** begin Dataset records **
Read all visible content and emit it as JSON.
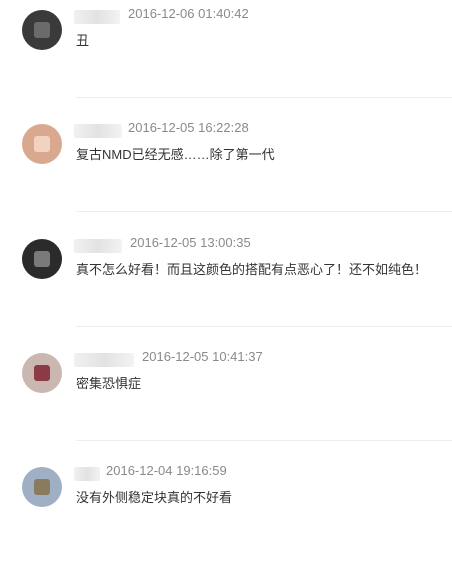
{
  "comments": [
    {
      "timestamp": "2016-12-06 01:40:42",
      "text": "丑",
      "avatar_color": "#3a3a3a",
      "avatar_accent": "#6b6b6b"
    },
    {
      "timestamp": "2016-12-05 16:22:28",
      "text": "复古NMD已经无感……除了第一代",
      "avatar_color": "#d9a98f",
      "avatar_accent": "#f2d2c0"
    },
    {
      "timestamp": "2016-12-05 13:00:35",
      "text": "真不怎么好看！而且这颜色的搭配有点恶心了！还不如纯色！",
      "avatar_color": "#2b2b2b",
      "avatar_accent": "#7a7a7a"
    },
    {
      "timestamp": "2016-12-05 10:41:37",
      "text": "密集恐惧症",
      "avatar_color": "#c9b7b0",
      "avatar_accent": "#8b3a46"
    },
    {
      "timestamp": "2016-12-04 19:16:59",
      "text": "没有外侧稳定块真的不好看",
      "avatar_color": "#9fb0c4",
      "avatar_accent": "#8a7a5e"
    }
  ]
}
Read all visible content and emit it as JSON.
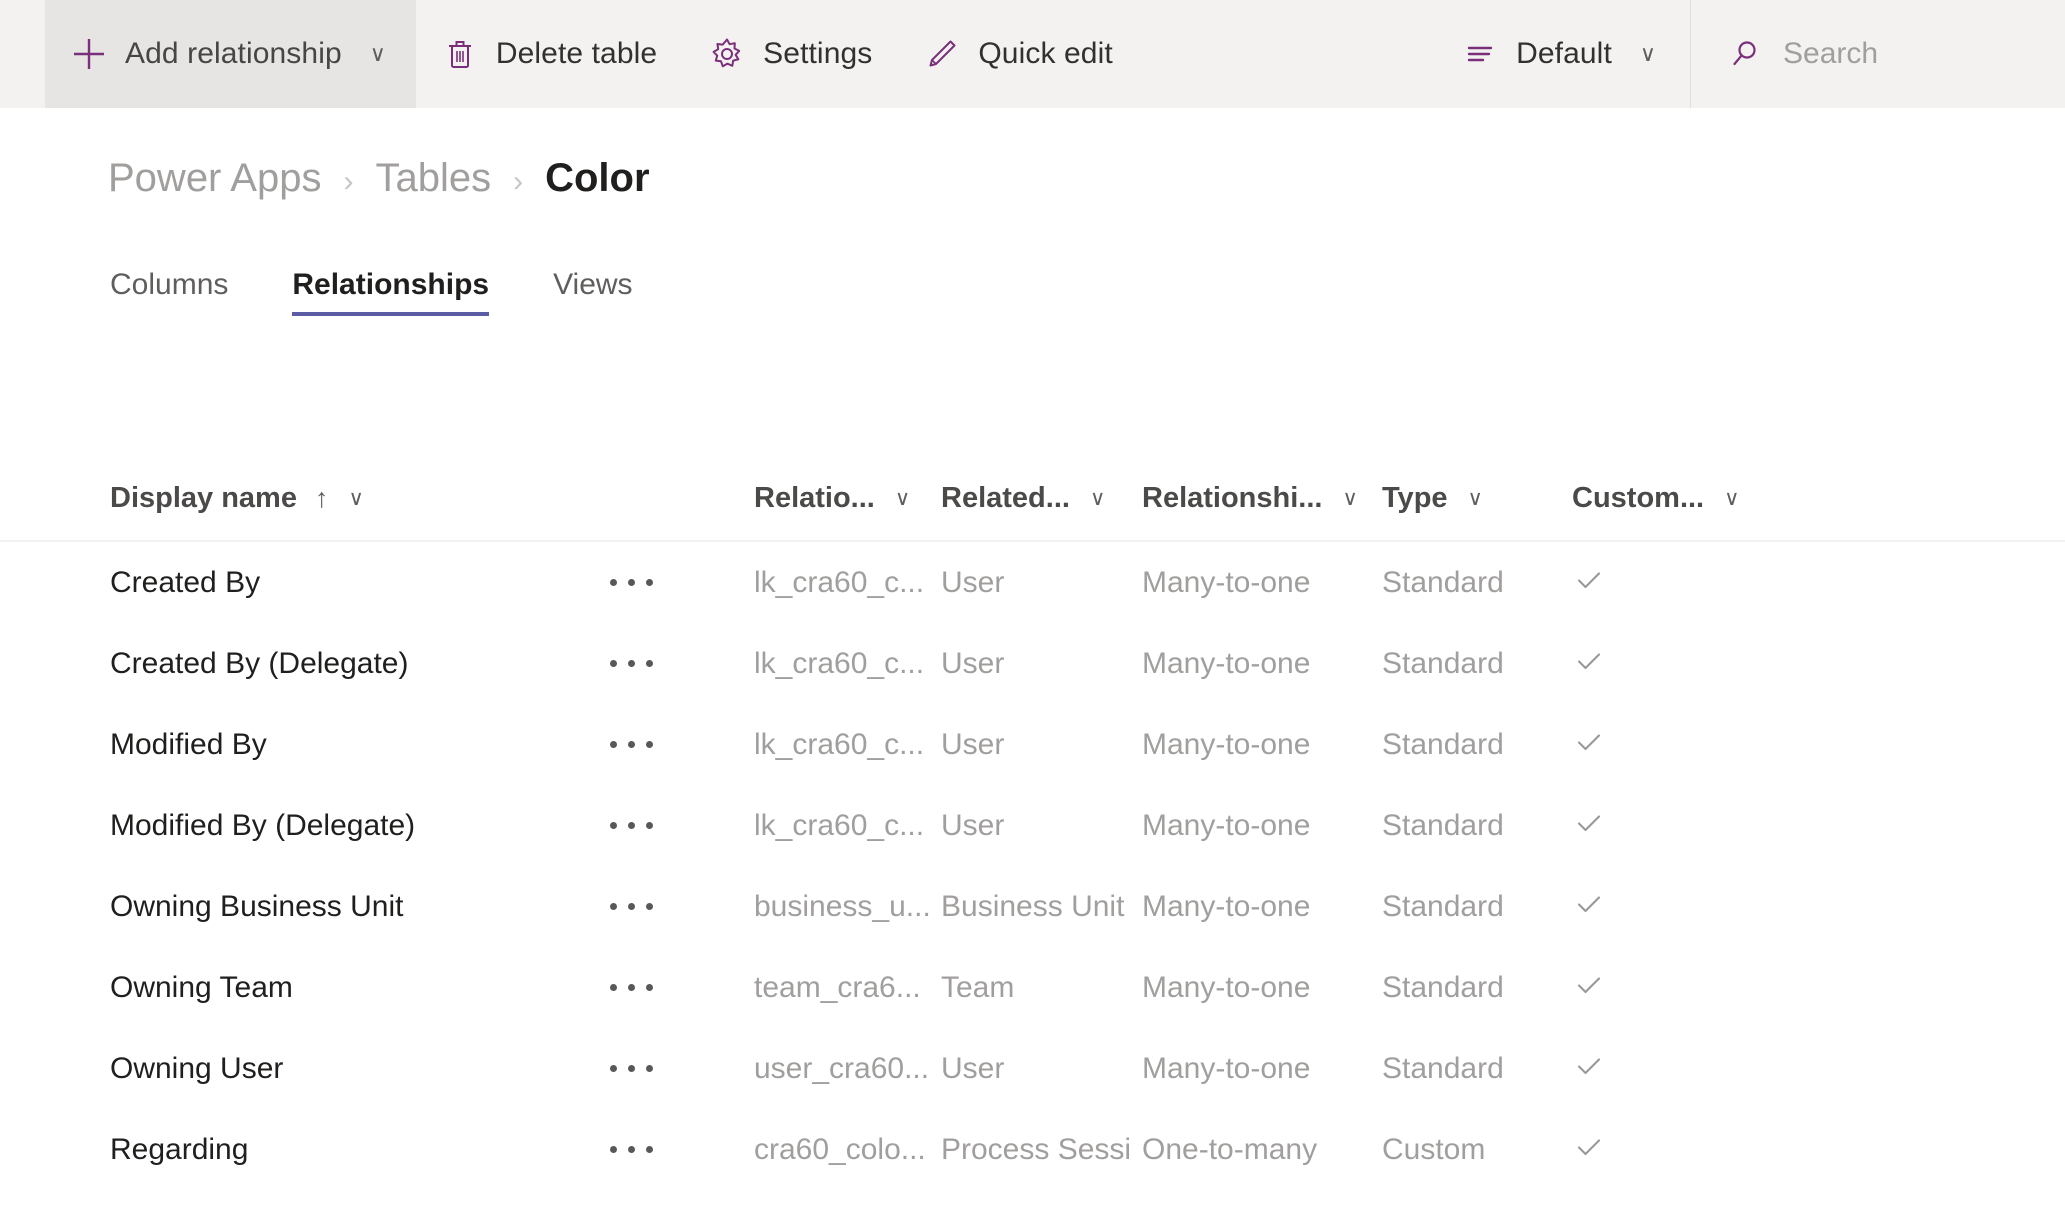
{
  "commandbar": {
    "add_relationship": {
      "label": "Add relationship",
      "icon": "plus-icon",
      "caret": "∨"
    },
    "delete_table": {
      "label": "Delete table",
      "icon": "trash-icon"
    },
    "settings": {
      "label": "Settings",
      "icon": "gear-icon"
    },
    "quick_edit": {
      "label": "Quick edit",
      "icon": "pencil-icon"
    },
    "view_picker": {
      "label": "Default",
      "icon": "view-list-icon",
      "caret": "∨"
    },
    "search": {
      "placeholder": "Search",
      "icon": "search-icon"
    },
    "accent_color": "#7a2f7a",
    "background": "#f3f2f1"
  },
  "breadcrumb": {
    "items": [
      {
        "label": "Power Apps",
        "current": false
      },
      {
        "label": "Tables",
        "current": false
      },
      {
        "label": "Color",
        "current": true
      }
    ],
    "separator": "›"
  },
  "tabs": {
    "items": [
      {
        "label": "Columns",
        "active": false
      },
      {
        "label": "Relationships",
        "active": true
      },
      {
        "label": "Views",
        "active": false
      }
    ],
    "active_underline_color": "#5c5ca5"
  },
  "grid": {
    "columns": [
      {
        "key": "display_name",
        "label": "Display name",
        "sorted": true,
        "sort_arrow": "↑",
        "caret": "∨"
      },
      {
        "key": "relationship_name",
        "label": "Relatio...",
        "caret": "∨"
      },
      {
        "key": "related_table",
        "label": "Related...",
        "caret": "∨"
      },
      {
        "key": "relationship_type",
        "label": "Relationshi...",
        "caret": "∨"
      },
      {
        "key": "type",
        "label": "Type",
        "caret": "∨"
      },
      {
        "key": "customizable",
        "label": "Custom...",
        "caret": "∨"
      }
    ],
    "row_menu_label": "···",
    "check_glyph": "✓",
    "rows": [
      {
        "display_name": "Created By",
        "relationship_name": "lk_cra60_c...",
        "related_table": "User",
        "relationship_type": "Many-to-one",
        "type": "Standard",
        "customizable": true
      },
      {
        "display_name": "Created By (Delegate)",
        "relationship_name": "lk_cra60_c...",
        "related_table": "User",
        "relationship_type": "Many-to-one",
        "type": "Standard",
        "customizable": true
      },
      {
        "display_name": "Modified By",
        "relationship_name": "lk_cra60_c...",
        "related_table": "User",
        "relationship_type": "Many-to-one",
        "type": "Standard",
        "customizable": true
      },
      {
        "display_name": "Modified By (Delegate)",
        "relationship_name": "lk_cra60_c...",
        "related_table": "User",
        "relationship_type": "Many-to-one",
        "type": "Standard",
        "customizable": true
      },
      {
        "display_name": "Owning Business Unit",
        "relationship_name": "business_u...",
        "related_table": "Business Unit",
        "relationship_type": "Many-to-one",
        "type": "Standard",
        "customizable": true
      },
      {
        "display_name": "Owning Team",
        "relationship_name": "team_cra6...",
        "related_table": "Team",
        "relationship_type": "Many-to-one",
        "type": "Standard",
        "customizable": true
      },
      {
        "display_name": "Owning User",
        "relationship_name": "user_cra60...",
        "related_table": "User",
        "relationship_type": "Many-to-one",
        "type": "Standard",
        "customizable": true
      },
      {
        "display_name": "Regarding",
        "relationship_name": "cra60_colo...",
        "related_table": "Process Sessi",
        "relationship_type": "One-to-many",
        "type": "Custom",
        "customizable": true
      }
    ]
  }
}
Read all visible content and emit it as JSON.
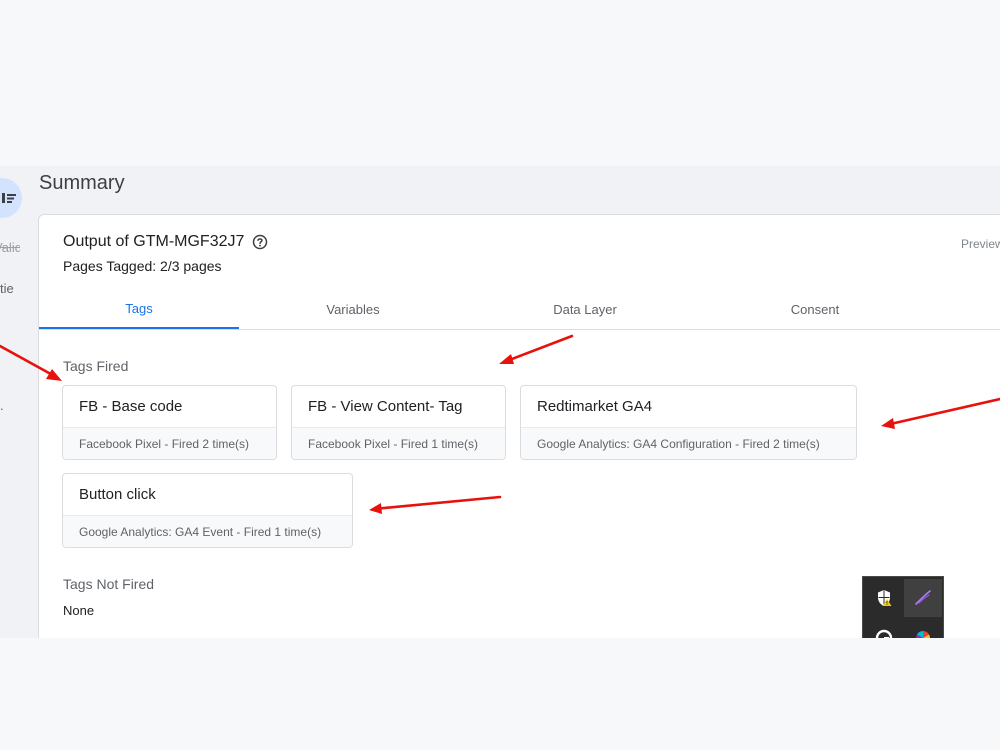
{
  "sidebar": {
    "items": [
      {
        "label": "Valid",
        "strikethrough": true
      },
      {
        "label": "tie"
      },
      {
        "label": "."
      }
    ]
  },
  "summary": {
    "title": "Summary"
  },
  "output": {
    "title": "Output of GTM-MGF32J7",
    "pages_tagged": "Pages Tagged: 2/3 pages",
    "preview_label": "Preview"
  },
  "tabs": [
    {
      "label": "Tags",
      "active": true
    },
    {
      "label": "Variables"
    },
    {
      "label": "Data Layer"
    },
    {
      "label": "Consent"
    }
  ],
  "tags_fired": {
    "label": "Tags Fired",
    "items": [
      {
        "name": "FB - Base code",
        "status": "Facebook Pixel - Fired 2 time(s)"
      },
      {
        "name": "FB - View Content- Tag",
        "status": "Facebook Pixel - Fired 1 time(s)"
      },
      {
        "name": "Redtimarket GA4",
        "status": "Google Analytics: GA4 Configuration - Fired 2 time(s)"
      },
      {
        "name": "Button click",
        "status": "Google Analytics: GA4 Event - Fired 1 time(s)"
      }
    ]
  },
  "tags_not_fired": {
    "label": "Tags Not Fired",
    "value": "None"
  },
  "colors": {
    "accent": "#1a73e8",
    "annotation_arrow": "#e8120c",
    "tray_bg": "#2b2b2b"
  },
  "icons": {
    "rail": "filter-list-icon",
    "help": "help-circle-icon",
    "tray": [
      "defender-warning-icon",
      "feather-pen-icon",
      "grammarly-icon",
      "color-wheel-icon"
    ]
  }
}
** end Dataset records **
* **What is expected**
Search the entries for the string "list" and collect each line that has it.

* **Result of this exercise**
      "icon": "view-list-icon",
    "rail": "filter-list-icon",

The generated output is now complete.